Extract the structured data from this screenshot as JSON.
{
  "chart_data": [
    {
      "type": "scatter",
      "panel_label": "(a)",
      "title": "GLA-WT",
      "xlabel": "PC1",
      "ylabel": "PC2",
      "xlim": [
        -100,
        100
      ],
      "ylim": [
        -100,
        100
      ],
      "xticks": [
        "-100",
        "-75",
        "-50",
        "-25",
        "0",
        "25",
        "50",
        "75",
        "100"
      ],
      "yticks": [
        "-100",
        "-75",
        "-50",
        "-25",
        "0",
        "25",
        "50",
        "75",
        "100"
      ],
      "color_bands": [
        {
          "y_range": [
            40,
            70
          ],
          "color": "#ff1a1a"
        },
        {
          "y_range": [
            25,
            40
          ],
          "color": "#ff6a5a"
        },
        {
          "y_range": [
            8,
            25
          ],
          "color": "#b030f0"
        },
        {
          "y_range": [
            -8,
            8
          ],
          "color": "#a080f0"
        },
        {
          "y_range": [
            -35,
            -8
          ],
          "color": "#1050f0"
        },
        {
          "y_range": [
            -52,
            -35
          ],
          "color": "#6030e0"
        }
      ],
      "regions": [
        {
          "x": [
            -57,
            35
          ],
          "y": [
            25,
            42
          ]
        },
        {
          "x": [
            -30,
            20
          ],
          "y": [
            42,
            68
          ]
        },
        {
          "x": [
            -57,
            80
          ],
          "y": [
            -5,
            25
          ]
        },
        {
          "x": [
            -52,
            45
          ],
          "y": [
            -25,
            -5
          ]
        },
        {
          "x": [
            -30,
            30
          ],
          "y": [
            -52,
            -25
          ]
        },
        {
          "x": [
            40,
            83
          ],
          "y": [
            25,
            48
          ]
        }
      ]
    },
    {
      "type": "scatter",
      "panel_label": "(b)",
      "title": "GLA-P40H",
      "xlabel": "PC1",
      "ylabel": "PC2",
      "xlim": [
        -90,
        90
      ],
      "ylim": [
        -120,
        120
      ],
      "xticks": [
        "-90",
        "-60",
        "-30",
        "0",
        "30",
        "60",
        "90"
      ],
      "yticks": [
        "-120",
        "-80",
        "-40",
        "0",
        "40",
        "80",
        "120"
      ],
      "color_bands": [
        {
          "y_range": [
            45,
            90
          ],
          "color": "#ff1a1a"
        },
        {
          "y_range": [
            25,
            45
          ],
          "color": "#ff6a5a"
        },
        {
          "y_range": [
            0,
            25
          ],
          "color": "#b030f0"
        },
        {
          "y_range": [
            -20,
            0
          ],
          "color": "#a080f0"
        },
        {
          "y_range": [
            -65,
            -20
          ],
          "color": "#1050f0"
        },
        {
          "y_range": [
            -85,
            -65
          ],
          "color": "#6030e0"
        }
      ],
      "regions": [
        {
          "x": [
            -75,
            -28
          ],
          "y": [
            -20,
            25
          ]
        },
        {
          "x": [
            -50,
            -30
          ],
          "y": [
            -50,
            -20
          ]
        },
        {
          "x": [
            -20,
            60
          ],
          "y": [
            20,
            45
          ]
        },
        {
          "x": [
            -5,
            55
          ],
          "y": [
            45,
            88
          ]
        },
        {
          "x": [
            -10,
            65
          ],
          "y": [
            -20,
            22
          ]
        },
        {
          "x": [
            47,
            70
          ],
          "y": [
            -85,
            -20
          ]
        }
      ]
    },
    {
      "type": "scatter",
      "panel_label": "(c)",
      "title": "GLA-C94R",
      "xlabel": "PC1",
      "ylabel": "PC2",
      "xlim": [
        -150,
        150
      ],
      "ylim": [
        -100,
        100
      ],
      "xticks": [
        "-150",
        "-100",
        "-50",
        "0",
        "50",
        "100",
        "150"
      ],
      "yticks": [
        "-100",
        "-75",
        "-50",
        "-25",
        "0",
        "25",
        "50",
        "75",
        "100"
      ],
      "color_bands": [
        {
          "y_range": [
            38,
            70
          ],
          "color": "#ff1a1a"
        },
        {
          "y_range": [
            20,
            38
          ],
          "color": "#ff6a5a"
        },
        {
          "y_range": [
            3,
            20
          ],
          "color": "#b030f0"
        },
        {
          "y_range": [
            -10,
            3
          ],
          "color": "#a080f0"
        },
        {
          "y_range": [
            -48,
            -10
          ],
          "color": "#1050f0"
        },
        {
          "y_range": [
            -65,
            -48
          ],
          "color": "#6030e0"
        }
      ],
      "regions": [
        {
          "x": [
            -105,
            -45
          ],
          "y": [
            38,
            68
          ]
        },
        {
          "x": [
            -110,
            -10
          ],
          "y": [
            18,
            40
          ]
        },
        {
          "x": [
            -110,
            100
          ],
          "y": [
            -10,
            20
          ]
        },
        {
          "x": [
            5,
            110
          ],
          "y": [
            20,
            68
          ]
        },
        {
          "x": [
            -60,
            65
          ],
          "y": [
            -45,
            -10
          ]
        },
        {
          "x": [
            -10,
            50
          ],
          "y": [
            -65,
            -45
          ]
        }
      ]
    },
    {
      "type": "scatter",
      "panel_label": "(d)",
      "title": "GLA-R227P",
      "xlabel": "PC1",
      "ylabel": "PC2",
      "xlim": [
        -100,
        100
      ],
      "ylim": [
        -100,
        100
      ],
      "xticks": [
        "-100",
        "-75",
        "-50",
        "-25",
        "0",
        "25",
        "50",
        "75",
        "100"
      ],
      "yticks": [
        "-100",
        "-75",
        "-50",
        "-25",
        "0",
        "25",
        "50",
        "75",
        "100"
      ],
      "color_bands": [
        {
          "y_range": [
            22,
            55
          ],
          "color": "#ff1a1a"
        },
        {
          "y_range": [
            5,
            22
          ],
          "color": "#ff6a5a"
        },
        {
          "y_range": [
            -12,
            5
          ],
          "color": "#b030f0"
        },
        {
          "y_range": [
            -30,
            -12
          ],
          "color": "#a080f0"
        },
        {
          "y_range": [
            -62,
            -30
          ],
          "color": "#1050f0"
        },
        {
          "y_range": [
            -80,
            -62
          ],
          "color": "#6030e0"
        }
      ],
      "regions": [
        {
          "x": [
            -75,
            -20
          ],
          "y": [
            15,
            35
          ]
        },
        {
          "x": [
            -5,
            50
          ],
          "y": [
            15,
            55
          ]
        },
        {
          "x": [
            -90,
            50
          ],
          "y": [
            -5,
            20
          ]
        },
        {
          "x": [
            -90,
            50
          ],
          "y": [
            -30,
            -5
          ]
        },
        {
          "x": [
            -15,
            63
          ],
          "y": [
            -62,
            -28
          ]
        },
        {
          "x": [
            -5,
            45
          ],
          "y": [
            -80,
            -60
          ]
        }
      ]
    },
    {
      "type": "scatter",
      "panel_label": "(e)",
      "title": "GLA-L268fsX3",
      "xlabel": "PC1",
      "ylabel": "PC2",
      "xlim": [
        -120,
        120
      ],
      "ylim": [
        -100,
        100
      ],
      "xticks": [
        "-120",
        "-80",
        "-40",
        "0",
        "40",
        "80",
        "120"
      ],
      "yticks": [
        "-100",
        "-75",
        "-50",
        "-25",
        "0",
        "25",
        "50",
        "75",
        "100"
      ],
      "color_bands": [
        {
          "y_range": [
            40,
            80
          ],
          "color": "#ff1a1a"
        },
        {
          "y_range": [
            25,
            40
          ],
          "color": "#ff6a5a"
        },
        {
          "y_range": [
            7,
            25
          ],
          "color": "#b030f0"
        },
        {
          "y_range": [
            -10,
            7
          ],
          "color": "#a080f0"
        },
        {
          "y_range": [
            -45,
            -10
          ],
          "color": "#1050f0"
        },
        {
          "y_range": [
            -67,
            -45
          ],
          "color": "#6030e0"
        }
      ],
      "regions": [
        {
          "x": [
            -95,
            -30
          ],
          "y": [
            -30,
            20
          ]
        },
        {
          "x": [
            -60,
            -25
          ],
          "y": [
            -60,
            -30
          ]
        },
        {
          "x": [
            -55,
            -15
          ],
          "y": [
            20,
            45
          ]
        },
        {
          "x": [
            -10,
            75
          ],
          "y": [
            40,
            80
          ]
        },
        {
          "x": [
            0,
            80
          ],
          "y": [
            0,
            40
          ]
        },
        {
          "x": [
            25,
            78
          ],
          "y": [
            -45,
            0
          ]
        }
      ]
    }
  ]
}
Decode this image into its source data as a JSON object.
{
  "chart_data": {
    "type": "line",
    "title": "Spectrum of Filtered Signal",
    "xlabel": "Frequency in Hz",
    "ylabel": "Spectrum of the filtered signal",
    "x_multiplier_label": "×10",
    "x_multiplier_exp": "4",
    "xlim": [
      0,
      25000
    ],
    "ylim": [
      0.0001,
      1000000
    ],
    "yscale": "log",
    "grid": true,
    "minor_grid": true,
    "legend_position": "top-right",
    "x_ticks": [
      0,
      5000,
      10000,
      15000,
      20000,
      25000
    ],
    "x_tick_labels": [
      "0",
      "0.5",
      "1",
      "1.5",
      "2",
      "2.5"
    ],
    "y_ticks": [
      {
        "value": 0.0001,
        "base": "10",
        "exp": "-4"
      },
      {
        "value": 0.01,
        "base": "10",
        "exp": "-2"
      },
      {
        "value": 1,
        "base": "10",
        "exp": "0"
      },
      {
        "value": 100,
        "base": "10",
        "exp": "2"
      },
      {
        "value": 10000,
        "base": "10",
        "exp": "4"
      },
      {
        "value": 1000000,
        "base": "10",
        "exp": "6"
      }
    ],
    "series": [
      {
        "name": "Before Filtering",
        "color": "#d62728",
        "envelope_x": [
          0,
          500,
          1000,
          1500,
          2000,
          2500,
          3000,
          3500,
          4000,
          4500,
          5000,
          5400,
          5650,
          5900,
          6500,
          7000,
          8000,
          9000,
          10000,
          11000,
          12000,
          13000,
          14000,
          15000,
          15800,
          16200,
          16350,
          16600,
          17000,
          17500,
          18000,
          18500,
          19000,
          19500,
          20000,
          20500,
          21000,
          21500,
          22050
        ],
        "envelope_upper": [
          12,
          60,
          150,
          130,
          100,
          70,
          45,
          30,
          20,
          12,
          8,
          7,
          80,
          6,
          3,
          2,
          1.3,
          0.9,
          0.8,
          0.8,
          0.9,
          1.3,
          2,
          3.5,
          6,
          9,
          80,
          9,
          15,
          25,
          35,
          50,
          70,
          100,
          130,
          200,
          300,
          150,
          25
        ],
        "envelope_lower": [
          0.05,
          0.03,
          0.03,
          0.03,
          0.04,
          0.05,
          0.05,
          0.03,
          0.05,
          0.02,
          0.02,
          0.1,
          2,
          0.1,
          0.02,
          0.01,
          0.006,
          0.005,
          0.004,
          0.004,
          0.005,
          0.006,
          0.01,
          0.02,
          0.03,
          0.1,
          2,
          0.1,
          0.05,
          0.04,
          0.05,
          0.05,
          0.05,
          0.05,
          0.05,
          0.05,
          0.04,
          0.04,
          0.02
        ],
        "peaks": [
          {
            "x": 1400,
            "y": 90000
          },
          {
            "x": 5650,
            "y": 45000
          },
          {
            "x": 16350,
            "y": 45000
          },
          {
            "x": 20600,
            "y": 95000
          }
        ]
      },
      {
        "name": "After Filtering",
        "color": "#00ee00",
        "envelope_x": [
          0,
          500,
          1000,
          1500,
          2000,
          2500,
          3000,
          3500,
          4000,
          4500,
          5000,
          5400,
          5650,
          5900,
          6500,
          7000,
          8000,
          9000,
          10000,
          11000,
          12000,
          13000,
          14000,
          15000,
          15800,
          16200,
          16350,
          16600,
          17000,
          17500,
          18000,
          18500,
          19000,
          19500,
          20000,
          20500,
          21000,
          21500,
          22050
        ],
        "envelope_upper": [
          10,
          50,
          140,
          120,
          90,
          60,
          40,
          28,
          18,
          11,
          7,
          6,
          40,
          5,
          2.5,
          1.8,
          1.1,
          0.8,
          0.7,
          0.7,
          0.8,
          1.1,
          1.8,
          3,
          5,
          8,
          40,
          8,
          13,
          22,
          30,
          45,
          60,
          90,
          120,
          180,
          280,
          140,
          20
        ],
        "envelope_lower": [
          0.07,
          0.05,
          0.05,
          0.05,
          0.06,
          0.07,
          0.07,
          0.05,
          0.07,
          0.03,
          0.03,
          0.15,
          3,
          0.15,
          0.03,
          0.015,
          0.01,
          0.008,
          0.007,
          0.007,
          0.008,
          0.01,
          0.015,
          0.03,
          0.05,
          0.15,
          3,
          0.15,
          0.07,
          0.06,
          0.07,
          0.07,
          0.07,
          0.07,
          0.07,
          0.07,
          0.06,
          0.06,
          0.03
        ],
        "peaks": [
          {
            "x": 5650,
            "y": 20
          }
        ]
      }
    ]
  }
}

-*-

Among the lines of the material, find those that hold the word "title" and copy them.

• _Expected output_
      "title": "GLA-WT",
      "title": "GLA-P40H",
      "title": "GLA-C94R",
      "title": "GLA-R227P",
      "title": "GLA-L268fsX3",
    "title": "Spectrum of Filtered Signal",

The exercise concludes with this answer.